(Records from a collection)
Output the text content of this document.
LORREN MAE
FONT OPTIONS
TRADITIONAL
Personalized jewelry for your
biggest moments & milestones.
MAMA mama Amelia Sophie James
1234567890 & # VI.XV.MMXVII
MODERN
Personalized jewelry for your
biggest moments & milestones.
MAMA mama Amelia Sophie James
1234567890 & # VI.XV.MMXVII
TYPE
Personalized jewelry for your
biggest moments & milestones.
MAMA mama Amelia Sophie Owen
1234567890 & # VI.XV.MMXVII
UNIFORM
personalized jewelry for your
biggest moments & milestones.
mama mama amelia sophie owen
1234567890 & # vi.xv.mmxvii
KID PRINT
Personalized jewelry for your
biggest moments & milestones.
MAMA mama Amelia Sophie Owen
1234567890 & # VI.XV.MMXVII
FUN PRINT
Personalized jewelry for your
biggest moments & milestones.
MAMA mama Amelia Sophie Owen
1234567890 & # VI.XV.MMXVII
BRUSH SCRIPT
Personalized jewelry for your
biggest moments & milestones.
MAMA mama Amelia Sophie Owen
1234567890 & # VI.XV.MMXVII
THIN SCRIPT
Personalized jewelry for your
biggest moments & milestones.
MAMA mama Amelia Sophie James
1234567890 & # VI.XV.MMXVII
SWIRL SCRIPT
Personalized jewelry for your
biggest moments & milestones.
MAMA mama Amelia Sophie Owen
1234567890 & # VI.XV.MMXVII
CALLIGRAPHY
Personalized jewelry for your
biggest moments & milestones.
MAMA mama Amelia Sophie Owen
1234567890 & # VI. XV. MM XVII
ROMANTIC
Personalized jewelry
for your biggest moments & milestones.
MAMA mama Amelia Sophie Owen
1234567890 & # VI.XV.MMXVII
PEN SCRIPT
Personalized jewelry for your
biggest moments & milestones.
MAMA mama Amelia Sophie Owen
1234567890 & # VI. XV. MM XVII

_Directions_
Please copy out each record, character for character.

_Response to this exercise_
Output the text content of this document.
LORREN MAE
FONT OPTIONS
TRADITIONAL
Personalized jewelry for your
biggest moments & milestones.
MAMA mama Amelia Sophie James
1234567890 & # VI.XV.MMXVII
MODERN
Personalized jewelry for your
biggest moments & milestones.
MAMA mama Amelia Sophie James
1234567890 & # VI.XV.MMXVII
TYPE
Personalized jewelry for your
biggest moments & milestones.
MAMA mama Amelia Sophie Owen
1234567890 & # VI.XV.MMXVII
UNIFORM
personalized jewelry for your
biggest moments & milestones.
mama mama amelia sophie owen
1234567890 & # vi.xv.mmxvii
KID PRINT
Personalized jewelry for your
biggest moments & milestones.
MAMA mama Amelia Sophie Owen
1234567890 & # VI.XV.MMXVII
FUN PRINT
Personalized jewelry for your
biggest moments & milestones.
MAMA mama Amelia Sophie Owen
1234567890 & # VI.XV.MMXVII
BRUSH SCRIPT
Personalized jewelry for your
biggest moments & milestones.
MAMA mama Amelia Sophie Owen
1234567890 & # VI.XV.MMXVII
THIN SCRIPT
Personalized jewelry for your
biggest moments & milestones.
MAMA mama Amelia Sophie James
1234567890 & # VI.XV.MMXVII
SWIRL SCRIPT
Personalized jewelry for your
biggest moments & milestones.
MAMA mama Amelia Sophie Owen
1234567890 & # VI.XV.MMXVII
CALLIGRAPHY
Personalized jewelry for your
biggest moments & milestones.
MAMA mama Amelia Sophie Owen
1234567890 & # VI. XV. MM XVII
ROMANTIC
Personalized jewelry
for your biggest moments & milestones.
MAMA mama Amelia Sophie Owen
1234567890 & # VI.XV.MMXVII
PEN SCRIPT
Personalized jewelry for your
biggest moments & milestones.
MAMA mama Amelia Sophie Owen
1234567890 & # VI. XV. MM XVII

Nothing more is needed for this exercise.